§ **Aim of the task**
Write the listing below out again exactly, dropping the images.

§ **Listed entries**
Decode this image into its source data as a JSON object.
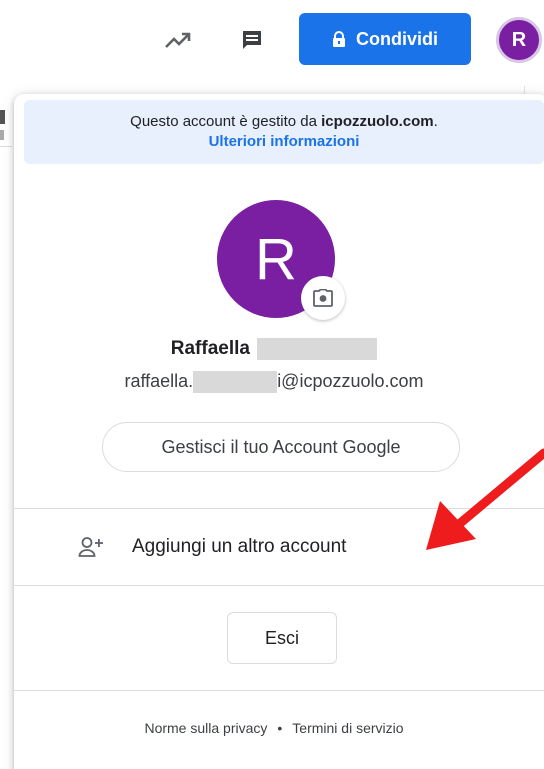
{
  "toolbar": {
    "trend_icon": "trending-up-icon",
    "comment_icon": "comment-icon",
    "share_label": "Condividi",
    "avatar_letter": "R",
    "accent_color": "#1a73e8",
    "avatar_color": "#7b1fa2"
  },
  "panel": {
    "managed_prefix": "Questo account è gestito da ",
    "managed_domain": "icpozzuolo.com",
    "managed_suffix": ".",
    "more_info_link": "Ulteriori informazioni",
    "avatar_letter": "R",
    "user_first_name": "Raffaella",
    "email_prefix": "raffaella.",
    "email_suffix": "i@icpozzuolo.com",
    "manage_account_label": "Gestisci il tuo Account Google",
    "add_account_label": "Aggiungi un altro account",
    "sign_out_label": "Esci",
    "privacy_link": "Norme sulla privacy",
    "separator": "•",
    "terms_link": "Termini di servizio"
  },
  "annotation": {
    "arrow_color": "#ee1c1c"
  }
}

§ **Complete answer**
Decode this image into its source data as a JSON object.
{
  "toolbar": {
    "trend_icon": "trending-up-icon",
    "comment_icon": "comment-icon",
    "share_label": "Condividi",
    "avatar_letter": "R",
    "accent_color": "#1a73e8",
    "avatar_color": "#7b1fa2"
  },
  "panel": {
    "managed_prefix": "Questo account è gestito da ",
    "managed_domain": "icpozzuolo.com",
    "managed_suffix": ".",
    "more_info_link": "Ulteriori informazioni",
    "avatar_letter": "R",
    "user_first_name": "Raffaella",
    "email_prefix": "raffaella.",
    "email_suffix": "i@icpozzuolo.com",
    "manage_account_label": "Gestisci il tuo Account Google",
    "add_account_label": "Aggiungi un altro account",
    "sign_out_label": "Esci",
    "privacy_link": "Norme sulla privacy",
    "separator": "•",
    "terms_link": "Termini di servizio"
  },
  "annotation": {
    "arrow_color": "#ee1c1c"
  }
}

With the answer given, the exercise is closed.